··· Document passage ···
Great White Hopes: The Quest To Defeat Jack Johnson is the account of
those men, who, including the many who were groomed for a tilt at the
title but ultimately never got a shot, numbered more than thirty. It is an
account of the promoters and managers whose attempts to restore world
opinion, and reassure a white-led global political climate that the
Caucasian race was superior in every field, was fuelled by the
international press. It is the account of the leading social commentators
of the day whose starkly racist attitudes prevailed throughout the world
of sport and far beyond its realms; even President Roosevelt, an avid
boxing enthusiast, fretted over the potential repercussions of having one
of the sport’s most prestigious titles held by a black man. Kent’s
book, to its credit, is an account though, and not a statement.
There is the occasional and justified quip at the manifest prejudice of
the era, but the testimony of those who witnessed Johnson’s championship
years first hand paints a sufficiently palpable image. Kent’s accounts,
while unbiased, nevertheless communicate a constant underlying current of
racism which links almost every aspect of the attempt to overthrow Jack
Johnson.
··· Supplied records ···
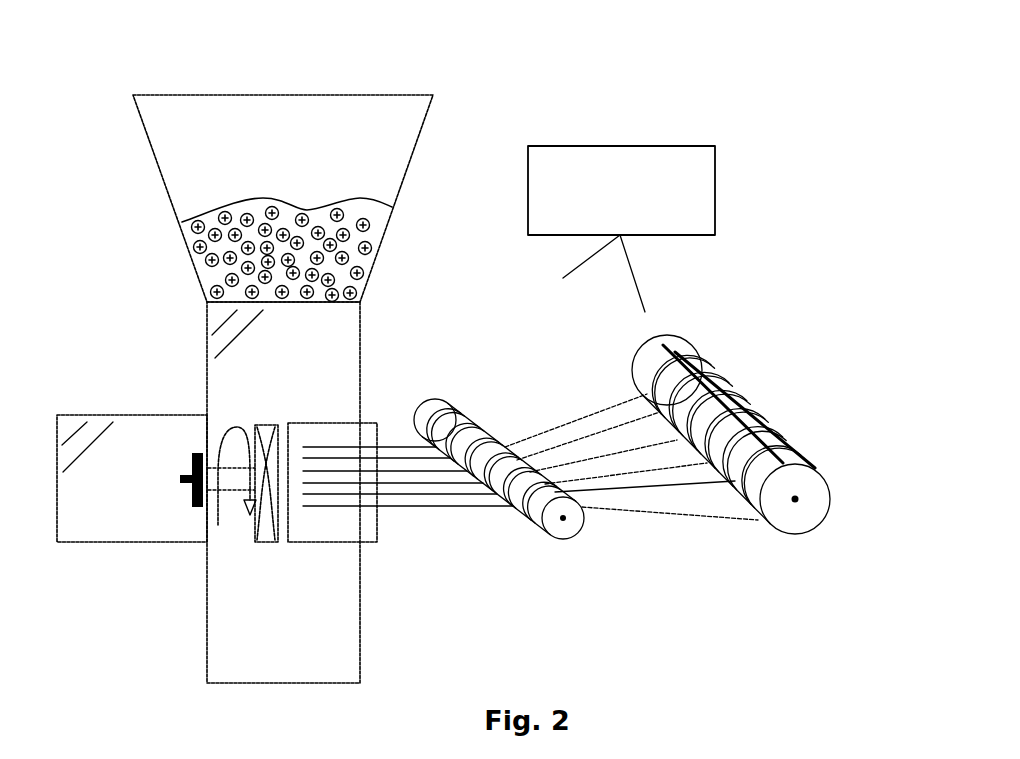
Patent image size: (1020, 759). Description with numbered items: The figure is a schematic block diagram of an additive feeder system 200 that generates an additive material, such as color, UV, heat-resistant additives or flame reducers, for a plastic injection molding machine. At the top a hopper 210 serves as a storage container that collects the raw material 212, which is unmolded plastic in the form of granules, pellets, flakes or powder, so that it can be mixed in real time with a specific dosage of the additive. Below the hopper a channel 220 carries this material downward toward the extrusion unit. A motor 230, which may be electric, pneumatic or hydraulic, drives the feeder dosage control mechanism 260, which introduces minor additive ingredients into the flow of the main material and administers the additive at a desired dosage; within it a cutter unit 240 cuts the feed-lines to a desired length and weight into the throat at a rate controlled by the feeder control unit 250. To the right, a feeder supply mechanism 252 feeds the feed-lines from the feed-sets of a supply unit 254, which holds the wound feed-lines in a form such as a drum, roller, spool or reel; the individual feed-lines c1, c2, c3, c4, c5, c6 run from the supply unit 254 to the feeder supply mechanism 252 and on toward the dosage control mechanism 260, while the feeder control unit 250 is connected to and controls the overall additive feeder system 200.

The additive feeder system 200 is at (617, 100).
The hopper 210 is at (296, 177).
The raw material 212 is at (225, 273).
The feed channel 220 is at (301, 389).
The motor 230 is at (149, 492).
The cutter unit 240 is at (267, 535).
The feeder control unit 250 is at (685, 230).
The feeder supply mechanism 252 is at (798, 503).
The supply unit 254 is at (566, 521).
The feeder dosage control mechanism 260 is at (351, 539).
The channel c1 is at (576, 413).
The channel c2 is at (588, 429).
The channel c3 is at (603, 446).
The channel c4 is at (626, 465).
The channel c5 is at (645, 495).
The channel c6 is at (670, 526).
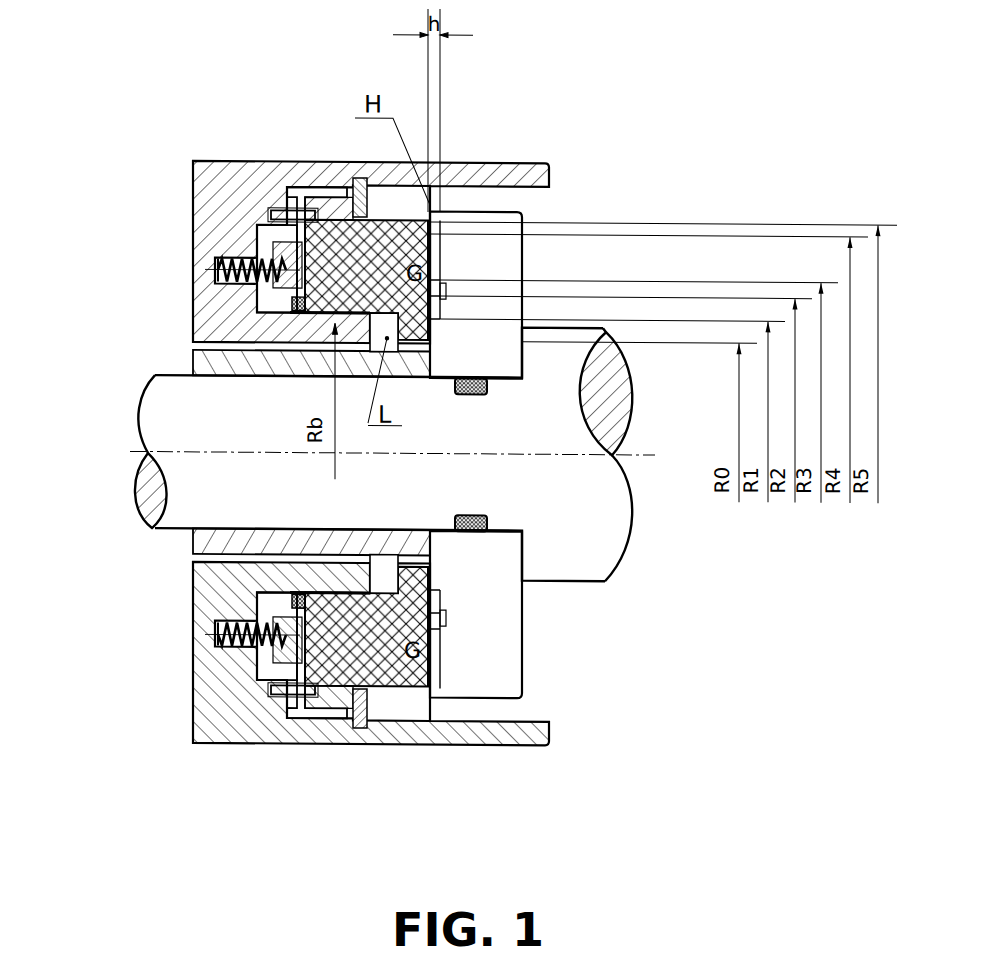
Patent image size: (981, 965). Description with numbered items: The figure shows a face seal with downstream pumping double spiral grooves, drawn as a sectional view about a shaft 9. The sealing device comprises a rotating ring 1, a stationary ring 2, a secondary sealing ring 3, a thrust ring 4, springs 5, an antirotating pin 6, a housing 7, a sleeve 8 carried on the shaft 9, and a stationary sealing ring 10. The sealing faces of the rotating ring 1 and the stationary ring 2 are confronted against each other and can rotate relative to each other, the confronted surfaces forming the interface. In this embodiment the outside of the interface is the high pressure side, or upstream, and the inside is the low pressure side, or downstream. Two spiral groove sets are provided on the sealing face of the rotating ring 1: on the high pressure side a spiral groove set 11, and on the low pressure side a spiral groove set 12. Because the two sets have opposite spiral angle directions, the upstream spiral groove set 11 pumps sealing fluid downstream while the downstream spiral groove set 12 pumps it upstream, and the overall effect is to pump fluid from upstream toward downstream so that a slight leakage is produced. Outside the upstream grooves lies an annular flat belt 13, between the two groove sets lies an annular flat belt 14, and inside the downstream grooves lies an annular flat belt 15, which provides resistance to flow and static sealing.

The rotating ring 1 is at (478, 655).
The stationary ring 2 is at (333, 701).
The secondary sealing ring 3 is at (192, 736).
The thrust ring 4 is at (283, 643).
The springs 5 is at (287, 605).
The antirotating pin 6 is at (262, 243).
The housing 7 is at (217, 226).
The sleeve 8 is at (296, 365).
The shaft 9 is at (358, 398).
The stationary sealing ring 10 is at (422, 210).
The spiral groove set 11 is at (442, 269).
The spiral groove set 12 is at (446, 294).
The annular flat belt 13 is at (466, 374).
The annular flat belt 14 is at (442, 297).
The annular flat belt 15 is at (442, 315).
···
_To do_
A – In the book review passage, which president worried about the consequences of a black man holding a prestigious boxing title?
B – Reproduce word for word the lines of the listing from the one containing "Patent image size: (981, 965)." through the end of the listing, both ends included.

_Answers per task_
A – President Roosevelt

B –
Patent image size: (981, 965). Description with numbered items: The figure shows a face seal with downstream pumping double spiral grooves, drawn as a sectional view about a shaft 9. The sealing device comprises a rotating ring 1, a stationary ring 2, a secondary sealing ring 3, a thrust ring 4, springs 5, an antirotating pin 6, a housing 7, a sleeve 8 carried on the shaft 9, and a stationary sealing ring 10. The sealing faces of the rotating ring 1 and the stationary ring 2 are confronted against each other and can rotate relative to each other, the confronted surfaces forming the interface. In this embodiment the outside of the interface is the high pressure side, or upstream, and the inside is the low pressure side, or downstream. Two spiral groove sets are provided on the sealing face of the rotating ring 1: on the high pressure side a spiral groove set 11, and on the low pressure side a spiral groove set 12. Because the two sets have opposite spiral angle directions, the upstream spiral groove set 11 pumps sealing fluid downstream while the downstream spiral groove set 12 pumps it upstream, and the overall effect is to pump fluid from upstream toward downstream so that a slight leakage is produced. Outside the upstream grooves lies an annular flat belt 13, between the two groove sets lies an annular flat belt 14, and inside the downstream grooves lies an annular flat belt 15, which provides resistance to flow and static sealing.

The rotating ring 1 is at (478, 655).
The stationary ring 2 is at (333, 701).
The secondary sealing ring 3 is at (192, 736).
The thrust ring 4 is at (283, 643).
The springs 5 is at (287, 605).
The antirotating pin 6 is at (262, 243).
The housing 7 is at (217, 226).
The sleeve 8 is at (296, 365).
The shaft 9 is at (358, 398).
The stationary sealing ring 10 is at (422, 210).
The spiral groove set 11 is at (442, 269).
The spiral groove set 12 is at (446, 294).
The annular flat belt 13 is at (466, 374).
The annular flat belt 14 is at (442, 297).
The annular flat belt 15 is at (442, 315).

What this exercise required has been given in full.